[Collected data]
+ + + +

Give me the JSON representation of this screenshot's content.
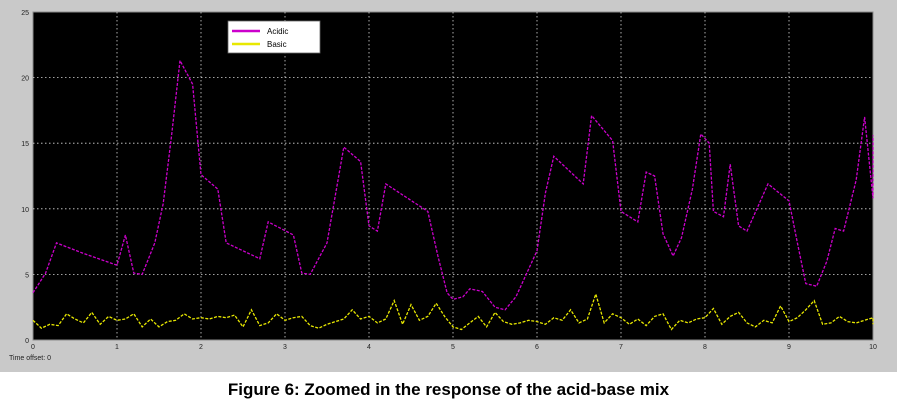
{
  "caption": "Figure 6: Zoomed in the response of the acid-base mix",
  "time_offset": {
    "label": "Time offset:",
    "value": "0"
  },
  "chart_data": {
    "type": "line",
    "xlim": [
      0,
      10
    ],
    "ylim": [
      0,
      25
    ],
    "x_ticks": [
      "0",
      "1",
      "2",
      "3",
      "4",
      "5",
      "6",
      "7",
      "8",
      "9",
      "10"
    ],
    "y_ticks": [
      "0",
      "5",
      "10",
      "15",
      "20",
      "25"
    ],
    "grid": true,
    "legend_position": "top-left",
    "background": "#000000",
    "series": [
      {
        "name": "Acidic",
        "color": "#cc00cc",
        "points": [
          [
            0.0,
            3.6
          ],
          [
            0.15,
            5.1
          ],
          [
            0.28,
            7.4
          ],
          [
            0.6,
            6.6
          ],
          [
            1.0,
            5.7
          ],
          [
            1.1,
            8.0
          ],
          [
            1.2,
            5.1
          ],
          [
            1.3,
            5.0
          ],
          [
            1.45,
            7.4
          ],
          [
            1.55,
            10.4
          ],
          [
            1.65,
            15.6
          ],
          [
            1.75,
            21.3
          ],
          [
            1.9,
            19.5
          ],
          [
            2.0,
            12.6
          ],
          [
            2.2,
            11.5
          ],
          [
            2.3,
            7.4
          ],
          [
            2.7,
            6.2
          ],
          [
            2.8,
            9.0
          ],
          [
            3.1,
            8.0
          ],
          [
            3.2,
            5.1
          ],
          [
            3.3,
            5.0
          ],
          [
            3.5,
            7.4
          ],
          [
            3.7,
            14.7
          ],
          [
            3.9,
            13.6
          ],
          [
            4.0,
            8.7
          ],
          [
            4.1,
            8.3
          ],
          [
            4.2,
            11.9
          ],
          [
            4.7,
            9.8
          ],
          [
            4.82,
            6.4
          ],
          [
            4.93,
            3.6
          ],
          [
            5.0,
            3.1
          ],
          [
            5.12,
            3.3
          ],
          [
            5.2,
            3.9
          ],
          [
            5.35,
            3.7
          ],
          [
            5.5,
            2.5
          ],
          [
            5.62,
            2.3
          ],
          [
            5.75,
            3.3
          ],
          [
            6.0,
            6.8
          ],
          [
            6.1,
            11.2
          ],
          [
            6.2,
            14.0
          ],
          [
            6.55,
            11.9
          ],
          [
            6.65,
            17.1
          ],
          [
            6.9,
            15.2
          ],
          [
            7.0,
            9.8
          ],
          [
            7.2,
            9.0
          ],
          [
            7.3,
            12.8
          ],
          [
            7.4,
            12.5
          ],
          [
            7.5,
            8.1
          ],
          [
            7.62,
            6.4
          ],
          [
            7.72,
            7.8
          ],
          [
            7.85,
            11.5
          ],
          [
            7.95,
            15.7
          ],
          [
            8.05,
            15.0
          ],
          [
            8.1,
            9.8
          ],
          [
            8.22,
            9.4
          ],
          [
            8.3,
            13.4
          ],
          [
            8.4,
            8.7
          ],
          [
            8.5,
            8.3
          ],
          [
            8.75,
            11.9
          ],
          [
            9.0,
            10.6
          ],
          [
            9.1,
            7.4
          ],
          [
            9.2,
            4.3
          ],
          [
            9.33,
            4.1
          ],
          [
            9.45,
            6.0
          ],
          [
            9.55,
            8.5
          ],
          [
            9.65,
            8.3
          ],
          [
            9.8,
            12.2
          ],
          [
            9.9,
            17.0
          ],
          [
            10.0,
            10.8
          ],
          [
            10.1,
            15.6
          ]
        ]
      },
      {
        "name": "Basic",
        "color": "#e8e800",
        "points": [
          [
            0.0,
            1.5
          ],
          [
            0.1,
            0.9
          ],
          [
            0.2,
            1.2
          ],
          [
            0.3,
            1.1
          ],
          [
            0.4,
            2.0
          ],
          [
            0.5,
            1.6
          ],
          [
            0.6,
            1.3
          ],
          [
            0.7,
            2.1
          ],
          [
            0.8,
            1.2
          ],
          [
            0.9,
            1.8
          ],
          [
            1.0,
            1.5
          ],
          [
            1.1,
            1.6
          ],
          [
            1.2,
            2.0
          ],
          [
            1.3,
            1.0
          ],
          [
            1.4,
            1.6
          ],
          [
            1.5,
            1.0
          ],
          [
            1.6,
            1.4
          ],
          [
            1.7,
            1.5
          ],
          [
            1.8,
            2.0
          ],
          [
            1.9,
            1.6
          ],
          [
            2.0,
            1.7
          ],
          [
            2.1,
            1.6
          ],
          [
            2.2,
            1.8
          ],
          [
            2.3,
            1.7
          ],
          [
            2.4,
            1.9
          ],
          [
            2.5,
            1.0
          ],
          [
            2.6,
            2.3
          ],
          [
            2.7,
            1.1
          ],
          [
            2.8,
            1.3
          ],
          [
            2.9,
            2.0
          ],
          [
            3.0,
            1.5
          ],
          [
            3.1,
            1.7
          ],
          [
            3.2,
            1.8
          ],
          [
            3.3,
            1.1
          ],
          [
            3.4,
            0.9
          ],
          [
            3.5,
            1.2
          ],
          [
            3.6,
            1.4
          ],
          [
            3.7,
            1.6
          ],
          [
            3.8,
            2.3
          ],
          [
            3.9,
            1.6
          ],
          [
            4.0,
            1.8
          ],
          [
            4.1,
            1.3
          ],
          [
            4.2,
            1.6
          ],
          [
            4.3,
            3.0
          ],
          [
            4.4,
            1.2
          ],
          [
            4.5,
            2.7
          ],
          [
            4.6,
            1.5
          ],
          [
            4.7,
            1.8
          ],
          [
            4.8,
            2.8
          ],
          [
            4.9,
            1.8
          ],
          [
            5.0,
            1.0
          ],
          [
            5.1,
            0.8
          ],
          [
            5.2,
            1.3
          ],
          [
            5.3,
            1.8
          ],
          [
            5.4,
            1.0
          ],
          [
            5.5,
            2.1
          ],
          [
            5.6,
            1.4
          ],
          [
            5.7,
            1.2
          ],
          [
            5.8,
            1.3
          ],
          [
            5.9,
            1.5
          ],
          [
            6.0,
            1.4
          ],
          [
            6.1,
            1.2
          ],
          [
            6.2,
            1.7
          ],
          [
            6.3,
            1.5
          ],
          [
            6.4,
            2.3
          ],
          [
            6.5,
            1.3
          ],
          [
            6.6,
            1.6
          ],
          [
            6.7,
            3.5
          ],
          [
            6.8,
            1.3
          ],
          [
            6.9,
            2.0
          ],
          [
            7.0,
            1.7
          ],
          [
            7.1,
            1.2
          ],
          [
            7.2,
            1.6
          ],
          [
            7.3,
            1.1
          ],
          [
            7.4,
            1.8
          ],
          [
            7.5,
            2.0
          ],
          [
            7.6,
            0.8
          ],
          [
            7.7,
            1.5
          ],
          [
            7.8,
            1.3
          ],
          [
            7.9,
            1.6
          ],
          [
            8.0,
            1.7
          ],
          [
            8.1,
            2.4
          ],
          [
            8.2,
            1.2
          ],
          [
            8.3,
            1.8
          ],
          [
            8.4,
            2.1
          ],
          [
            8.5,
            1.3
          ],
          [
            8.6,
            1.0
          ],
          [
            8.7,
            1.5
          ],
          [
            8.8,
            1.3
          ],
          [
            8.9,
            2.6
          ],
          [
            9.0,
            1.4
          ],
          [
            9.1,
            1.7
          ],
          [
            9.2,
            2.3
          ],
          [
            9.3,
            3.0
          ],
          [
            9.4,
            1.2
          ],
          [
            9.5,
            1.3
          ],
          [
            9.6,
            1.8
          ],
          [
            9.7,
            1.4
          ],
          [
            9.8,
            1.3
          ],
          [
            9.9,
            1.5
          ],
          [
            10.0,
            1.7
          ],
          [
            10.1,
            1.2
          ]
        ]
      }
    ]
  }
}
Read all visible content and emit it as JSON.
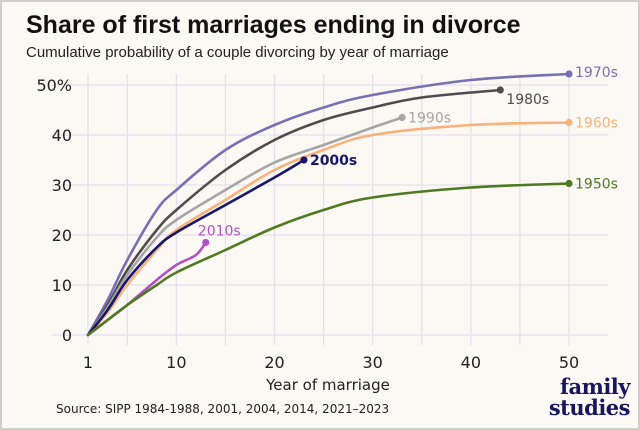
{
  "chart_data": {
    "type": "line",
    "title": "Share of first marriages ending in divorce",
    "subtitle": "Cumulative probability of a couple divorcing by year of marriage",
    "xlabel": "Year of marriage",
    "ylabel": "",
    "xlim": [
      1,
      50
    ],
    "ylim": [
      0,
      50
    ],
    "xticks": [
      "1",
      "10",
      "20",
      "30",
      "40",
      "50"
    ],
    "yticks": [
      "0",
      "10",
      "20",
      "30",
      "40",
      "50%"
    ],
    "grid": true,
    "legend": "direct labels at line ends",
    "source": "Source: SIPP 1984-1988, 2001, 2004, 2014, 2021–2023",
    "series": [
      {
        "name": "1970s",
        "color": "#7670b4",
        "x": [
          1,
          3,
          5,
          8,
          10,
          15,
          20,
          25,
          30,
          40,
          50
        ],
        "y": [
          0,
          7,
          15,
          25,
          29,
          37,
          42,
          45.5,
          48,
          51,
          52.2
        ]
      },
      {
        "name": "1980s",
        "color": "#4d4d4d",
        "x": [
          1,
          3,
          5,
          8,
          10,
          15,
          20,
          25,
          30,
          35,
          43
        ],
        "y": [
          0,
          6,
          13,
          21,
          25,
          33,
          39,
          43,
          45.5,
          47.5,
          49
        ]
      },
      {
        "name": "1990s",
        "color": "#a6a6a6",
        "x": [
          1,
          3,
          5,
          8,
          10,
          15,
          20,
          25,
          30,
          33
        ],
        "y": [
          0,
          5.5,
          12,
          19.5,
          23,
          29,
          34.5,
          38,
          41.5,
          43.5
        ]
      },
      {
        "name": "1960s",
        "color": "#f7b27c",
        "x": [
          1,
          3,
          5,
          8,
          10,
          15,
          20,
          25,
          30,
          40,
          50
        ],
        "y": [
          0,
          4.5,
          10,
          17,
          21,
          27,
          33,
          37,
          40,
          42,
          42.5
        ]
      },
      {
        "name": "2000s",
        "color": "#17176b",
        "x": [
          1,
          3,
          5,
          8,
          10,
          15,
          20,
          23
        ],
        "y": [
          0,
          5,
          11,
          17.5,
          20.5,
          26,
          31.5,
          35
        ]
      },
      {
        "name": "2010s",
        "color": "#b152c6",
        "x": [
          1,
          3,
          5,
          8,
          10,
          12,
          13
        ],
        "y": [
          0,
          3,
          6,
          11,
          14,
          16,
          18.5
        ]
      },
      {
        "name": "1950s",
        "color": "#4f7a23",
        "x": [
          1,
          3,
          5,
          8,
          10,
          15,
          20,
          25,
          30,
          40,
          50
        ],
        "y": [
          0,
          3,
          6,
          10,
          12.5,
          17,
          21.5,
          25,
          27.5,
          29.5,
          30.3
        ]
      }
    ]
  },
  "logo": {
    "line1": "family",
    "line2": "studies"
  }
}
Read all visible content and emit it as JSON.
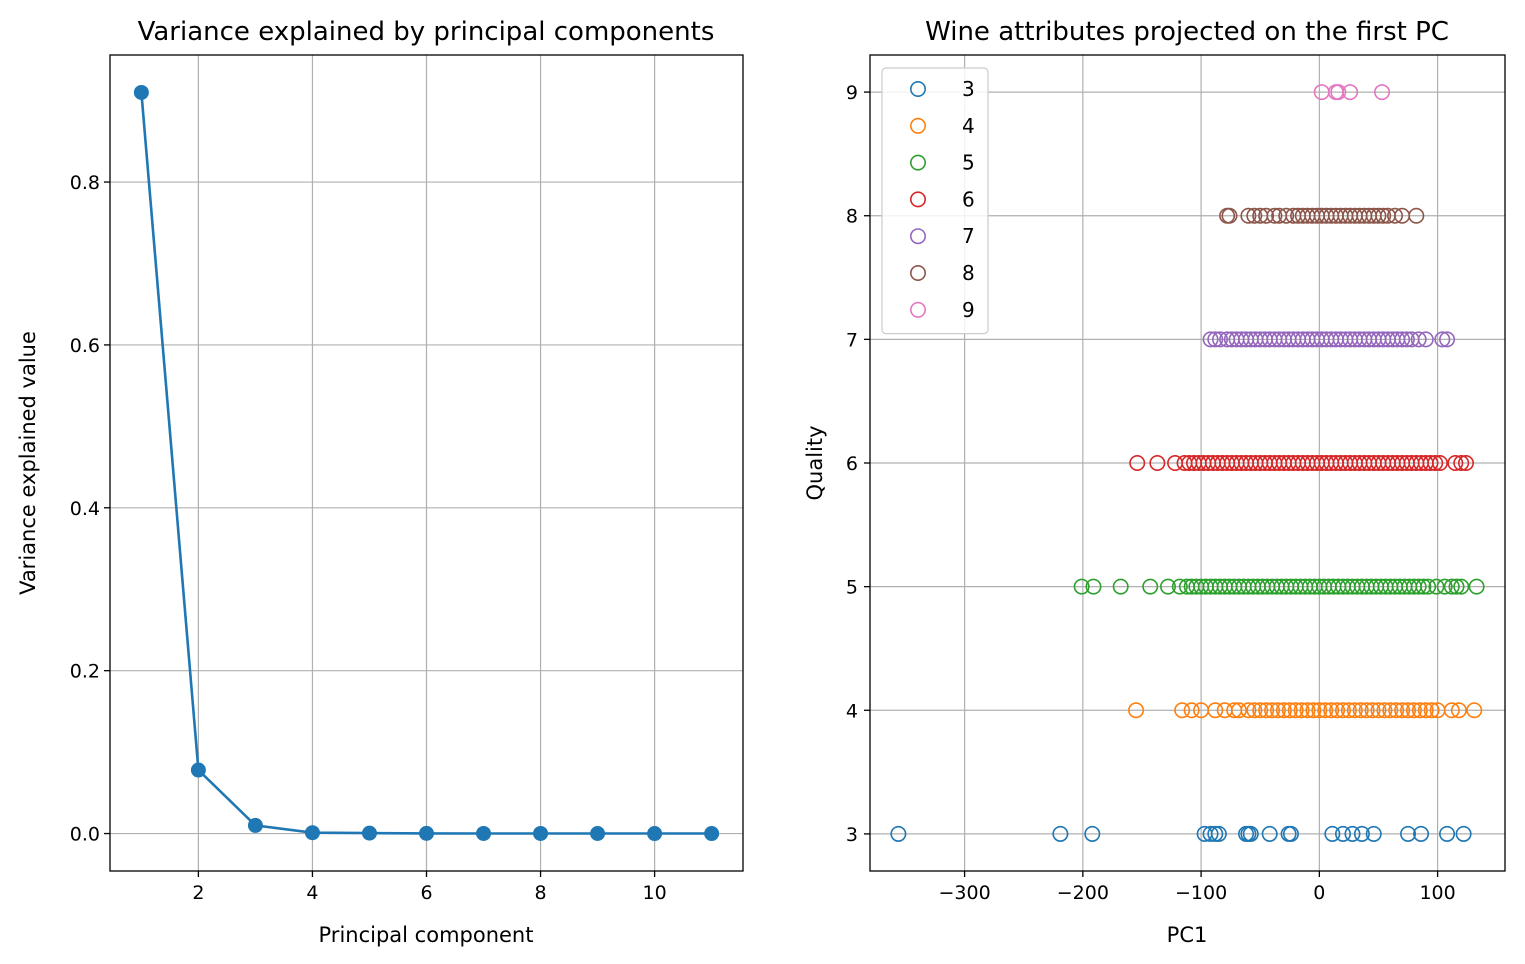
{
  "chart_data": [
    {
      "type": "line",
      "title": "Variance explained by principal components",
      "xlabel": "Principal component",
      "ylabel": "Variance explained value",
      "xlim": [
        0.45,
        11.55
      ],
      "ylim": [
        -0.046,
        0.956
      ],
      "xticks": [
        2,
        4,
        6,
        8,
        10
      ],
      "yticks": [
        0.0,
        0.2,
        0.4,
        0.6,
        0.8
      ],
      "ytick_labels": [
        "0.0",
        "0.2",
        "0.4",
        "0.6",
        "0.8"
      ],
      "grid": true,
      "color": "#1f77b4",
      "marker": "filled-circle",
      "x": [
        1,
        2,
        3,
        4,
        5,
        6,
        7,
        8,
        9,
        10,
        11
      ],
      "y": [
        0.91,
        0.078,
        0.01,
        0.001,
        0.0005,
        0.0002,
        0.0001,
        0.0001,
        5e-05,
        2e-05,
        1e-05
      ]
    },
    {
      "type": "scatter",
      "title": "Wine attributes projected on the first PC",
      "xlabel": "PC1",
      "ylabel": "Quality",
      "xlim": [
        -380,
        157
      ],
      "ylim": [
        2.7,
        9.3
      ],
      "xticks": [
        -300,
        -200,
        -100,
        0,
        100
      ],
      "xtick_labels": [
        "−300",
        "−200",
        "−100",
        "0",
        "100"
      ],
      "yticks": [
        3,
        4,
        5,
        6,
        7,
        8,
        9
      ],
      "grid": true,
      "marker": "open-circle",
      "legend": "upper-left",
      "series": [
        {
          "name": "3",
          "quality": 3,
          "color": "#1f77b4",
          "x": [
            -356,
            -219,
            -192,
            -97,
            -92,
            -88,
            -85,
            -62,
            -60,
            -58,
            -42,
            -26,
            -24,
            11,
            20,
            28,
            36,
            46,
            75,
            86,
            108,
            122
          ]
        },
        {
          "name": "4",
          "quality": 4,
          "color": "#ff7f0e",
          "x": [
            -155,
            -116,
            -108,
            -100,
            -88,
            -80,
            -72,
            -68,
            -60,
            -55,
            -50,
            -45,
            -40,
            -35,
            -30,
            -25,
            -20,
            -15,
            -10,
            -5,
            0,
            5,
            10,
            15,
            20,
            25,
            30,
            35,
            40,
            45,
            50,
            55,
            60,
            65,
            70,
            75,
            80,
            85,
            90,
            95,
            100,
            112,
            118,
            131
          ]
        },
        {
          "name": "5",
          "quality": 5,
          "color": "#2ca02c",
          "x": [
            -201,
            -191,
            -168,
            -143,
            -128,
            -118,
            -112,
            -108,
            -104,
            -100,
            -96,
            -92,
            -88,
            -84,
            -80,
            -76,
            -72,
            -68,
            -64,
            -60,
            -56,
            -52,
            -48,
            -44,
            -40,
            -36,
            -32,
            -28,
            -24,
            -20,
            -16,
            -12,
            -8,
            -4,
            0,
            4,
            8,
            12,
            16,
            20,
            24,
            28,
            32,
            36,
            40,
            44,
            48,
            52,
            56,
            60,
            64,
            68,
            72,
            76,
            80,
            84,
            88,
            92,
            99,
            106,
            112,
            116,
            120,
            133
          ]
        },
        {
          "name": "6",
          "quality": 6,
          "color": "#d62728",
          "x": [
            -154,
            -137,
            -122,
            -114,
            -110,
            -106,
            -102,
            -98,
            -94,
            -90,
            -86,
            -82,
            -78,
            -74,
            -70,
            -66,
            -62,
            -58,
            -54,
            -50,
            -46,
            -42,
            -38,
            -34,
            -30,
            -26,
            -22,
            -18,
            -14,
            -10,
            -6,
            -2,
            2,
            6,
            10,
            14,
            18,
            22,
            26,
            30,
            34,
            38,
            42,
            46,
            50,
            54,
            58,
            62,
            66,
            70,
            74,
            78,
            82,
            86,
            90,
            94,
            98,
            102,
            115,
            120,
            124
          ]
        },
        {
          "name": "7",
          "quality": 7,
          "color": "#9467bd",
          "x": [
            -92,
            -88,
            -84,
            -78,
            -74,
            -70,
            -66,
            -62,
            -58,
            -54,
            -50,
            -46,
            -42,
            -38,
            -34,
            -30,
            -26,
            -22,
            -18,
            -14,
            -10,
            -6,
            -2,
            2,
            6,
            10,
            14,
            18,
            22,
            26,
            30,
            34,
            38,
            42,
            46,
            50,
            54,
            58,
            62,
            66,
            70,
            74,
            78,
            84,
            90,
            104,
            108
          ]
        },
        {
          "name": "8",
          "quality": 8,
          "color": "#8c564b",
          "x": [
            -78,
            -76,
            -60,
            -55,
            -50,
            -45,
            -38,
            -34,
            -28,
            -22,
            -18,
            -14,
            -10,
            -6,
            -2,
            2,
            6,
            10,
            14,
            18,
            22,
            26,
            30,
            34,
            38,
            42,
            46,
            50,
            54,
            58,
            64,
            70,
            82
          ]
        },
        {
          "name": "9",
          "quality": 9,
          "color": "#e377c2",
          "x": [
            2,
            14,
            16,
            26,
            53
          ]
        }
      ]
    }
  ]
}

+ + + +

Prompt => Copy out each line of the records where the string "value" appears.

Solved exercise =>
    "value": "0"
      "ylabel": "Variance explained value",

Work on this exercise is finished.